**Work required**
Below is the data. Give it again, complete and exact.
╔══
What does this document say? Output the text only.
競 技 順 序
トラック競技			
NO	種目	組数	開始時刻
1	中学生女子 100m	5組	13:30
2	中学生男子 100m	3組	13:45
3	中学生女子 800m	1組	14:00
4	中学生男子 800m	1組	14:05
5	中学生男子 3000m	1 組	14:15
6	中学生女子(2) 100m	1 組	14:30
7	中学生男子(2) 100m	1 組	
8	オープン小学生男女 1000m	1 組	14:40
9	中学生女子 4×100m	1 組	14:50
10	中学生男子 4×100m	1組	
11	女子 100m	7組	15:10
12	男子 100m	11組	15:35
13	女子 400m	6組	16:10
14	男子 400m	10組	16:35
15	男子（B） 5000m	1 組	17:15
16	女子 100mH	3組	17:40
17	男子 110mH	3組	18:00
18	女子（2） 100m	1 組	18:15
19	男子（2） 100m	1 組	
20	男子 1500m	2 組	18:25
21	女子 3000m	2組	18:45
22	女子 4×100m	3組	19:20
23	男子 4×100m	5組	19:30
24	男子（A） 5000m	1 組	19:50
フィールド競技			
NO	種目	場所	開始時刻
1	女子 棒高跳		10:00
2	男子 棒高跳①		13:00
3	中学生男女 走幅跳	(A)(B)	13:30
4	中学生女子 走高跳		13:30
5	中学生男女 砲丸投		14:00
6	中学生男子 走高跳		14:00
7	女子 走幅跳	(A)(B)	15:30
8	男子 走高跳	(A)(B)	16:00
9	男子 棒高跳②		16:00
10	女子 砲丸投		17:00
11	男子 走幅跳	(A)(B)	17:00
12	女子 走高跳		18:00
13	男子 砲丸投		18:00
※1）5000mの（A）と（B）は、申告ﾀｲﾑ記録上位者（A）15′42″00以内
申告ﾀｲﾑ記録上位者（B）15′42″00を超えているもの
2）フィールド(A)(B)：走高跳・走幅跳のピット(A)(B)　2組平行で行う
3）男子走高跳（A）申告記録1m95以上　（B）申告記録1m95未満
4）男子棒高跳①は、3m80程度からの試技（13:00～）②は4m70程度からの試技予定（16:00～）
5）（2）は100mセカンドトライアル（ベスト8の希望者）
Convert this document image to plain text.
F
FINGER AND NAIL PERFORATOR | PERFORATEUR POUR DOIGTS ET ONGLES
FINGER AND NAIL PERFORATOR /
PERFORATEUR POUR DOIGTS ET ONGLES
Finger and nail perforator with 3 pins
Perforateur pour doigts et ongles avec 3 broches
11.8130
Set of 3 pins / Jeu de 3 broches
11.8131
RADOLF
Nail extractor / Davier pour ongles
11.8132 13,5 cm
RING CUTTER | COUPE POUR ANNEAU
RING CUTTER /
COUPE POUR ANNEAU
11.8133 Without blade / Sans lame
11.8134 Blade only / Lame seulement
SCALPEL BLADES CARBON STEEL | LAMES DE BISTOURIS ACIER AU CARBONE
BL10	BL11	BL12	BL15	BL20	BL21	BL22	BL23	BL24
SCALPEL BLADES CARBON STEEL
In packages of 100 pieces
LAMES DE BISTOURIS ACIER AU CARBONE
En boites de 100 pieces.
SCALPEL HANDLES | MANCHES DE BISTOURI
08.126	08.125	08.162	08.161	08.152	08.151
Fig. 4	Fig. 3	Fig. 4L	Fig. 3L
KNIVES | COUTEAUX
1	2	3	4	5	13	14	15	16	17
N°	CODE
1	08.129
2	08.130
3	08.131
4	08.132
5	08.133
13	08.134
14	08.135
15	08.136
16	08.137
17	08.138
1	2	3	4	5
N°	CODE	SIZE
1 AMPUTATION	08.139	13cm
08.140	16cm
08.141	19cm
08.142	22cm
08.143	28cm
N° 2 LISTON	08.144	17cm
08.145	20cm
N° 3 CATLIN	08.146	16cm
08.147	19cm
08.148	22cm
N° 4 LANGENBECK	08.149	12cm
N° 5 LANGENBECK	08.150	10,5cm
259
╚══
**Answer to the task**
What does this document say? Output the text only.
競 技 順 序
トラック競技			
NO	種目	組数	開始時刻
1	中学生女子 100m	5組	13:30
2	中学生男子 100m	3組	13:45
3	中学生女子 800m	1組	14:00
4	中学生男子 800m	1組	14:05
5	中学生男子 3000m	1 組	14:15
6	中学生女子(2) 100m	1 組	14:30
7	中学生男子(2) 100m	1 組	
8	オープン小学生男女 1000m	1 組	14:40
9	中学生女子 4×100m	1 組	14:50
10	中学生男子 4×100m	1組	
11	女子 100m	7組	15:10
12	男子 100m	11組	15:35
13	女子 400m	6組	16:10
14	男子 400m	10組	16:35
15	男子（B） 5000m	1 組	17:15
16	女子 100mH	3組	17:40
17	男子 110mH	3組	18:00
18	女子（2） 100m	1 組	18:15
19	男子（2） 100m	1 組	
20	男子 1500m	2 組	18:25
21	女子 3000m	2組	18:45
22	女子 4×100m	3組	19:20
23	男子 4×100m	5組	19:30
24	男子（A） 5000m	1 組	19:50
フィールド競技			
NO	種目	場所	開始時刻
1	女子 棒高跳		10:00
2	男子 棒高跳①		13:00
3	中学生男女 走幅跳	(A)(B)	13:30
4	中学生女子 走高跳		13:30
5	中学生男女 砲丸投		14:00
6	中学生男子 走高跳		14:00
7	女子 走幅跳	(A)(B)	15:30
8	男子 走高跳	(A)(B)	16:00
9	男子 棒高跳②		16:00
10	女子 砲丸投		17:00
11	男子 走幅跳	(A)(B)	17:00
12	女子 走高跳		18:00
13	男子 砲丸投		18:00
※1）5000mの（A）と（B）は、申告ﾀｲﾑ記録上位者（A）15′42″00以内
申告ﾀｲﾑ記録上位者（B）15′42″00を超えているもの
2）フィールド(A)(B)：走高跳・走幅跳のピット(A)(B)　2組平行で行う
3）男子走高跳（A）申告記録1m95以上　（B）申告記録1m95未満
4）男子棒高跳①は、3m80程度からの試技（13:00～）②は4m70程度からの試技予定（16:00～）
5）（2）は100mセカンドトライアル（ベスト8の希望者）
Convert this document image to plain text.
F
FINGER AND NAIL PERFORATOR | PERFORATEUR POUR DOIGTS ET ONGLES
FINGER AND NAIL PERFORATOR /
PERFORATEUR POUR DOIGTS ET ONGLES
Finger and nail perforator with 3 pins
Perforateur pour doigts et ongles avec 3 broches
11.8130
Set of 3 pins / Jeu de 3 broches
11.8131
RADOLF
Nail extractor / Davier pour ongles
11.8132 13,5 cm
RING CUTTER | COUPE POUR ANNEAU
RING CUTTER /
COUPE POUR ANNEAU
11.8133 Without blade / Sans lame
11.8134 Blade only / Lame seulement
SCALPEL BLADES CARBON STEEL | LAMES DE BISTOURIS ACIER AU CARBONE
BL10	BL11	BL12	BL15	BL20	BL21	BL22	BL23	BL24
SCALPEL BLADES CARBON STEEL
In packages of 100 pieces
LAMES DE BISTOURIS ACIER AU CARBONE
En boites de 100 pieces.
SCALPEL HANDLES | MANCHES DE BISTOURI
08.126	08.125	08.162	08.161	08.152	08.151
Fig. 4	Fig. 3	Fig. 4L	Fig. 3L
KNIVES | COUTEAUX
1	2	3	4	5	13	14	15	16	17
N°	CODE
1	08.129
2	08.130
3	08.131
4	08.132
5	08.133
13	08.134
14	08.135
15	08.136
16	08.137
17	08.138
1	2	3	4	5
N°	CODE	SIZE
1 AMPUTATION	08.139	13cm
08.140	16cm
08.141	19cm
08.142	22cm
08.143	28cm
N° 2 LISTON	08.144	17cm
08.145	20cm
N° 3 CATLIN	08.146	16cm
08.147	19cm
08.148	22cm
N° 4 LANGENBECK	08.149	12cm
N° 5 LANGENBECK	08.150	10,5cm
259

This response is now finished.